## Set problem A
In the article about the picture book HOME, what is the village of Wunschendorf called today?
## Set problem B
Turn the paragraph of the article about the picture book HOME that begins "I had always felt that there was a deep sadness" into a shorter bulleted list that keeps its main facts.
## Set problem C
Carry on writing the article about the family heritage behind the picture book HOME, beginning right after its final sentence.

A Family Connection to HOME – Article by Karen Hendriks

My new picture book HOME was inspired by my family heritage. While writing Home and researching facts and history I discovered more about my family heritage then I could ever imagine.

I had always felt that there was a deep sadness inside my Oma from the loss of her family home in Wunschendorf, Czechoslovakia. She was an only child and was born in the home like her mum was. I also found out that my own mum was born in the village. Wunschendorf was once a village with over a hundred houses and many hundreds of residents. When I looked at an old photo of the village I could clearly see the family home, and that’s when I thought, ‘Wow, this is real.’ In 1946, after World War Two, Wunschendorf’s entire ethnic German population was forced to leave. This included my Mum as a baby, my grandmother and great grandmother. Expelled, they walked with only what they could carry from the mountains to Germany – never to be able to return again. I looked at old footage of expelled Sudeten Germans walking, some being placed into cattle trains, some shot, others hanging from lamp posts. It hit me hard, this wasn’t just looking at some history. It became real and raw and this is what I put into the words of Home. Today, there isn’t much evidence of Wunschendorf – the village has almost disappeared, even its name. It is now called Srbska. But I had the village in my heart and its loss when I was writing Home.

## Source data

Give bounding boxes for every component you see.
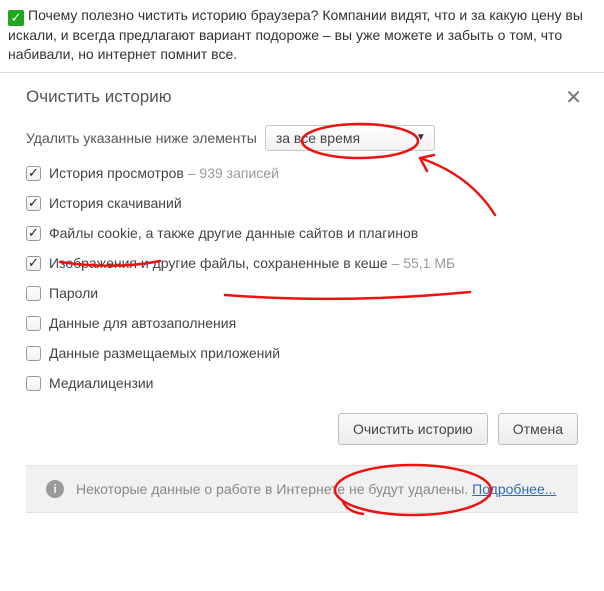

## Response A
Srbska.

## Response B
- My Oma carried a deep sadness over losing her family home in Wunschendorf, Czechoslovakia.
- She was an only child and, like her mum, was born in that home. My own mum was also born in the village.
- Wunschendorf once had over a hundred houses and many hundreds of residents. An old photo of the village clearly shows the family home.
- In 1946, after World War Two, the village's entire ethnic German population was forced to leave. This included my mum as a baby, my grandmother and my great grandmother.
- They walked from the mountains to Germany with only what they could carry and could never return.
- Old footage of expelled Sudeten Germans made this history feel real and raw, and I put that into the words of Home.
- Today the village has almost disappeared, and even its name has changed to Srbska. I held the village and its loss in my heart while writing Home.

## Response C
After World War Two, many people travelled from Europe to Australia to find work and to begin a new life, arriving with only the desire for freedom and the opportunity to prosper. My Mum’s family was one of those families that bravely chose to travel to Australia by sea after passing all the required tests and being approved by the Australian government. They too, had decided to leave behind the tears of war for new beginnings. Posters at that time in Europe showed Australia was offering a new life and passage by sea and this features in Home.

Home was written with a clear message: ‘If you show that there is hope, it will always exist. For it is not the loss that endures, it is how you respond.’ Home gives children the gift of this empowerment and showcases strength and resilience. I believe it takes great bravery to choose to leave what you know and come to an unknown country. This bravery enabled our family to have the life we do in Australia today.

Alisa Knatko

ALISA KNATKO, the illustrator for Home, lives in St Petersburg, Russia, and her detailed and hauntingly beautiful illustrations give the book a very European look which adds to the story’s authenticity. I love the fact that Russia is not that far from the village that was the inspiration for Home.

Although my Mum was only a baby when they had to flee Wunschendorf, the generational imprint of that journey remains. Home demonstrates this, not only through the words but also the illustrations, detailing how we are all connected through time and objects to places and that home can mean many things to different people.  I treasure my heart locket because it is my link to Wunschendorf and features in the story as a character. I believe that your cultural heritage does link you to places and people even if you have never met. One day I hope to visit Wunschendorf and see the home that ties my heart to this part of the world.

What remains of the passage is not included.